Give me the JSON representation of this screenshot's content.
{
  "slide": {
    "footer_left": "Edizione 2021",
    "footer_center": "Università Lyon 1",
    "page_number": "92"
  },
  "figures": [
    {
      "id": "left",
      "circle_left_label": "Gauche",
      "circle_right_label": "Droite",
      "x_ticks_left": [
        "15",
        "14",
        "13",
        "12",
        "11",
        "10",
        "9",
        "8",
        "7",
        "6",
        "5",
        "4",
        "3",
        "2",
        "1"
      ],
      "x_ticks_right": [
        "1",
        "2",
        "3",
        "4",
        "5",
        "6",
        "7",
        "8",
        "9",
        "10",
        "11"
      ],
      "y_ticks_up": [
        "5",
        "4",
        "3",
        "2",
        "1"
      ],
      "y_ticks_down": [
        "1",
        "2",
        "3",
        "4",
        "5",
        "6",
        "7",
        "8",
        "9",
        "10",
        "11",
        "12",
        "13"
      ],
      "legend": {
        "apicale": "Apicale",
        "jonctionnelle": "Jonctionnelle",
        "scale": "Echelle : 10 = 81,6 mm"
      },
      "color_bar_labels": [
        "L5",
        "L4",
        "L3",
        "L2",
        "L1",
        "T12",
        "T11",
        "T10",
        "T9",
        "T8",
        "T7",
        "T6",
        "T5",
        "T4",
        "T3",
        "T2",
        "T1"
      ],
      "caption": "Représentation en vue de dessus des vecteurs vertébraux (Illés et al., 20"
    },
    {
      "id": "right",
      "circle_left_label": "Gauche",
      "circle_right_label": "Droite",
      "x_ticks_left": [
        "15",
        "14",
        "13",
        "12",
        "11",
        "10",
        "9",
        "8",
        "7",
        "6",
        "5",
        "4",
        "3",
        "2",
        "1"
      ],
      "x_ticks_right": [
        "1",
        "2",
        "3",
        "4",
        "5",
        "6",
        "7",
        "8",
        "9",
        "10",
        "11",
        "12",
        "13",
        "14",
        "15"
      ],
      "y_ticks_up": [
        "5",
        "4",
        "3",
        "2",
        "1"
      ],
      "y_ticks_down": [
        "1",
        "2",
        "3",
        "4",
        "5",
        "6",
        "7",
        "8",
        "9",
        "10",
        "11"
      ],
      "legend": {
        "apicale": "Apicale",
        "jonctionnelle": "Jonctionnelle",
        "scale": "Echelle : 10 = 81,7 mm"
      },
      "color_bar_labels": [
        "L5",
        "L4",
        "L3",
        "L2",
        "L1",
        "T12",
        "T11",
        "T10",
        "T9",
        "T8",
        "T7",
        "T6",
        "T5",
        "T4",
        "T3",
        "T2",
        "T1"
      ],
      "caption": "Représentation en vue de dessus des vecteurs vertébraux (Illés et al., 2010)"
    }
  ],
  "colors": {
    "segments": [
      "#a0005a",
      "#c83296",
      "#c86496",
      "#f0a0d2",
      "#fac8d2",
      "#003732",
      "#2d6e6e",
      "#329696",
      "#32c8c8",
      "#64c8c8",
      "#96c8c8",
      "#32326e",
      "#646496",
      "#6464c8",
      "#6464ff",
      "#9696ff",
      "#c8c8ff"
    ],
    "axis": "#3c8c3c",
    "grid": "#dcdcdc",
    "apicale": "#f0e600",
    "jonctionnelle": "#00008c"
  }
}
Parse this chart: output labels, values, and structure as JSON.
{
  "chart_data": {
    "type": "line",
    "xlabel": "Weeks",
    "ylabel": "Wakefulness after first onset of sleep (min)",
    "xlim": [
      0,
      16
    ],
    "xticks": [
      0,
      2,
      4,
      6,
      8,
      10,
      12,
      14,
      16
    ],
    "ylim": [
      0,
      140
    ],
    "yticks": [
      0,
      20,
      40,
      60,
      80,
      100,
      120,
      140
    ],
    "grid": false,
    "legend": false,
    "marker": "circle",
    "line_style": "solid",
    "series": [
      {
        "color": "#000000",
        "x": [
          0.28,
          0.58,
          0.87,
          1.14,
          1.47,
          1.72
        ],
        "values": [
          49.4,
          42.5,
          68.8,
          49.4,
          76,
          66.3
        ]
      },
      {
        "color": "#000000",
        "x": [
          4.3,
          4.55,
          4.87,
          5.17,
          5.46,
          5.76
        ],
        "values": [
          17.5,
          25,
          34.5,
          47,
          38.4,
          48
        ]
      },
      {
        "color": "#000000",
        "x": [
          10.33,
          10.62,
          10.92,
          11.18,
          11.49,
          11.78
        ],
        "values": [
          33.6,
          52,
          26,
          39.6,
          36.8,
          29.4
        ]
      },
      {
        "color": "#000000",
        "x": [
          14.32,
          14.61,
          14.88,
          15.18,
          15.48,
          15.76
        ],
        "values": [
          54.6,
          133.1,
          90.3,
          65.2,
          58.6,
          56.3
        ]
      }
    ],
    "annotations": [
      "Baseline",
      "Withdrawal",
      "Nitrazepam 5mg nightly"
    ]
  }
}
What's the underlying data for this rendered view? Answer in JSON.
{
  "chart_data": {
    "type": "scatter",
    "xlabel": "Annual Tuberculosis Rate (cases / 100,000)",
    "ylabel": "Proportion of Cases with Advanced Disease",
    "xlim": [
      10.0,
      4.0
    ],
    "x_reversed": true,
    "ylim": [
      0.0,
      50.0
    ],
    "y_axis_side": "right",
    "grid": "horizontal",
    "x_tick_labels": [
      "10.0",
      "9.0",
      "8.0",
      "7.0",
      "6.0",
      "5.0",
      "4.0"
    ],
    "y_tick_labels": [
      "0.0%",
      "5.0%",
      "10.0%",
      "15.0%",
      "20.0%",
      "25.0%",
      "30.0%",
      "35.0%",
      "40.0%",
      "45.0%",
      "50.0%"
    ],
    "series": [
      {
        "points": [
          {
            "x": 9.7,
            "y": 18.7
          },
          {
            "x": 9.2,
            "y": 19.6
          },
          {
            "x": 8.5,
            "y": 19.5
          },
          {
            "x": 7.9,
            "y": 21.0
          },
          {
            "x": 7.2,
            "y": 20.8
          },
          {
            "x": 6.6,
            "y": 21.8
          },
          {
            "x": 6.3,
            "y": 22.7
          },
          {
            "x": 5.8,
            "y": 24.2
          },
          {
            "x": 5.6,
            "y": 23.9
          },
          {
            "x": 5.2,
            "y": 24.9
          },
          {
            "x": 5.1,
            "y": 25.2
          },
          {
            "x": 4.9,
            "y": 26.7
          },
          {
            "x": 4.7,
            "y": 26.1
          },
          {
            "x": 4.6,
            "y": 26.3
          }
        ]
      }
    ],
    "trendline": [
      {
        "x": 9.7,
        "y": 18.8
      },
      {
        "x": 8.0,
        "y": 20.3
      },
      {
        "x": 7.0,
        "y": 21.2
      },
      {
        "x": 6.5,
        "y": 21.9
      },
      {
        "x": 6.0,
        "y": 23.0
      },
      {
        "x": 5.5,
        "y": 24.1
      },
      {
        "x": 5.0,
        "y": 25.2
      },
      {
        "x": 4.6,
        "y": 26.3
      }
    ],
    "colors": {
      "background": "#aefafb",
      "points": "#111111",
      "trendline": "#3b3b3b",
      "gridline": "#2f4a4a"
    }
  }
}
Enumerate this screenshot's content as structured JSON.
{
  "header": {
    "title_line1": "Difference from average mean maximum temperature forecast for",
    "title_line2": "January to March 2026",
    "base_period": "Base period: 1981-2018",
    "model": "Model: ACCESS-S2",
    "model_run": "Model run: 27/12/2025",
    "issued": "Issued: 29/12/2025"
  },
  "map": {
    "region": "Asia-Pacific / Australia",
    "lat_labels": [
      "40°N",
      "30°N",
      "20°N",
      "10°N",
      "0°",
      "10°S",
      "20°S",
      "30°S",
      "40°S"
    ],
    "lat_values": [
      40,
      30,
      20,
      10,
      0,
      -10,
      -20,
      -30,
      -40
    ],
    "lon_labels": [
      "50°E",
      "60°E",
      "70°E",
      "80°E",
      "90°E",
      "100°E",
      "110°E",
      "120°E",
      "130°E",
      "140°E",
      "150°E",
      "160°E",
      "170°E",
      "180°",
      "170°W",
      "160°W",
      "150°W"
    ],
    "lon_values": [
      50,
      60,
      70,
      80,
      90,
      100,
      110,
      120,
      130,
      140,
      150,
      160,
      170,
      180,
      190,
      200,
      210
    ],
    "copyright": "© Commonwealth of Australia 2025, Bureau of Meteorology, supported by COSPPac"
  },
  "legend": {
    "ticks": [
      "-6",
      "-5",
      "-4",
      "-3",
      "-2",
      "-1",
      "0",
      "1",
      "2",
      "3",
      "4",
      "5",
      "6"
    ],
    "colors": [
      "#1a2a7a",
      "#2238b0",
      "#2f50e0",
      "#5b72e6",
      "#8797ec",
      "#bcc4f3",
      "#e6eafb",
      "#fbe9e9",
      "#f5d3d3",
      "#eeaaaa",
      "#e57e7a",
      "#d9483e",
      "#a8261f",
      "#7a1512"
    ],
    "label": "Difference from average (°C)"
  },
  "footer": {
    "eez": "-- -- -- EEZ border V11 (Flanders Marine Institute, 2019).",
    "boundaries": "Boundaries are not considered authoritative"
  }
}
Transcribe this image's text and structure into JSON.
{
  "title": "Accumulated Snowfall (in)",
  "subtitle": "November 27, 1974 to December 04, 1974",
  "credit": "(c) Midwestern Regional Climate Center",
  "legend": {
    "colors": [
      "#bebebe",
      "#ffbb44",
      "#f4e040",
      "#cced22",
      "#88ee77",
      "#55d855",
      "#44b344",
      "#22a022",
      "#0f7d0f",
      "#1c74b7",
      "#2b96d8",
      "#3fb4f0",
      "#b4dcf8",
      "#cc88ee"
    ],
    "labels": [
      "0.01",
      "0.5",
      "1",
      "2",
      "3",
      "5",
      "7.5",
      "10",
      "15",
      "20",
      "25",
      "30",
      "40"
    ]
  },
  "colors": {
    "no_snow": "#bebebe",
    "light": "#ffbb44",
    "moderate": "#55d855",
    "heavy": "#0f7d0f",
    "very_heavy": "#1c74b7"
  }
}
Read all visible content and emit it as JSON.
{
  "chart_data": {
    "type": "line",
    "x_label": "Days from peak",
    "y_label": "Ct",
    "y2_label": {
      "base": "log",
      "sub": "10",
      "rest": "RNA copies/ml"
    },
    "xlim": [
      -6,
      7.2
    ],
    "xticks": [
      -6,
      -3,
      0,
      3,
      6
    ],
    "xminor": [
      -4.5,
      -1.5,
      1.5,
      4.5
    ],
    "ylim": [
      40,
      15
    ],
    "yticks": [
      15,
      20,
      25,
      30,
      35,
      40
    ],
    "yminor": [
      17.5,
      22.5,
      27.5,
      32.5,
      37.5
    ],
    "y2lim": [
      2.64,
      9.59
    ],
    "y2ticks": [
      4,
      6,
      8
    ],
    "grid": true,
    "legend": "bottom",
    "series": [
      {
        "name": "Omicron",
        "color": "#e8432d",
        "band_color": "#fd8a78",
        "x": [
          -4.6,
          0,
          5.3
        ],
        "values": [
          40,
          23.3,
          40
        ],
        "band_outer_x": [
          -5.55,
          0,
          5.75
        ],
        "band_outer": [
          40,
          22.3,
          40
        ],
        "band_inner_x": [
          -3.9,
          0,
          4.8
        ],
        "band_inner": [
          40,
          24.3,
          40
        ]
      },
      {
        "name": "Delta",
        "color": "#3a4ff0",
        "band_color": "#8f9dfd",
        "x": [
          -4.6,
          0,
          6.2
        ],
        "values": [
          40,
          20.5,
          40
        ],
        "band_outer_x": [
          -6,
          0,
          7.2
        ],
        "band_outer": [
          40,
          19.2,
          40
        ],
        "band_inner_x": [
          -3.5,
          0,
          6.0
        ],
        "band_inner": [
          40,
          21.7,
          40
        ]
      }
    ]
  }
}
+===+
Exercise directions
Where a line in the entries holds "vertébraux", copy that line.

Written answer
      "caption": "Représentation en vue de dessus des vecteurs vertébraux (Illés et al., 20"
      "caption": "Représentation en vue de dessus des vecteurs vertébraux (Illés et al., 2010)"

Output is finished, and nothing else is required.